Entries from a page text dataset
++++++++++++++++++++

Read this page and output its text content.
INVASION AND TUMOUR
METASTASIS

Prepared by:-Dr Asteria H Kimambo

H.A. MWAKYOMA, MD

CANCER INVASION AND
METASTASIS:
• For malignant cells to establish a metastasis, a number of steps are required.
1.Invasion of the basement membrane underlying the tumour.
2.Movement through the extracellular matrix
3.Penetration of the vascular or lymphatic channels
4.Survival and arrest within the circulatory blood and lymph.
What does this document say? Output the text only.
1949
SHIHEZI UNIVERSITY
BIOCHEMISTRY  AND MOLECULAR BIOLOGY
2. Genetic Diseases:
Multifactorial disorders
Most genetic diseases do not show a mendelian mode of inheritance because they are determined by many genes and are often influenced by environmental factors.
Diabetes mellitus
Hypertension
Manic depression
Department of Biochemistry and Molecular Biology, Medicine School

++++++++++++++++++++

→ Work to complete: The data above should be reproduced in full and exactly.

→ Response:
Read this page and output its text content.
INVASION AND TUMOUR
METASTASIS

Prepared by:-Dr Asteria H Kimambo

H.A. MWAKYOMA, MD

CANCER INVASION AND
METASTASIS:
• For malignant cells to establish a metastasis, a number of steps are required.
1.Invasion of the basement membrane underlying the tumour.
2.Movement through the extracellular matrix
3.Penetration of the vascular or lymphatic channels
4.Survival and arrest within the circulatory blood and lymph.
What does this document say? Output the text only.
1949
SHIHEZI UNIVERSITY
BIOCHEMISTRY  AND MOLECULAR BIOLOGY
2. Genetic Diseases:
Multifactorial disorders
Most genetic diseases do not show a mendelian mode of inheritance because they are determined by many genes and are often influenced by environmental factors.
Diabetes mellitus
Hypertension
Manic depression
Department of Biochemistry and Molecular Biology, Medicine School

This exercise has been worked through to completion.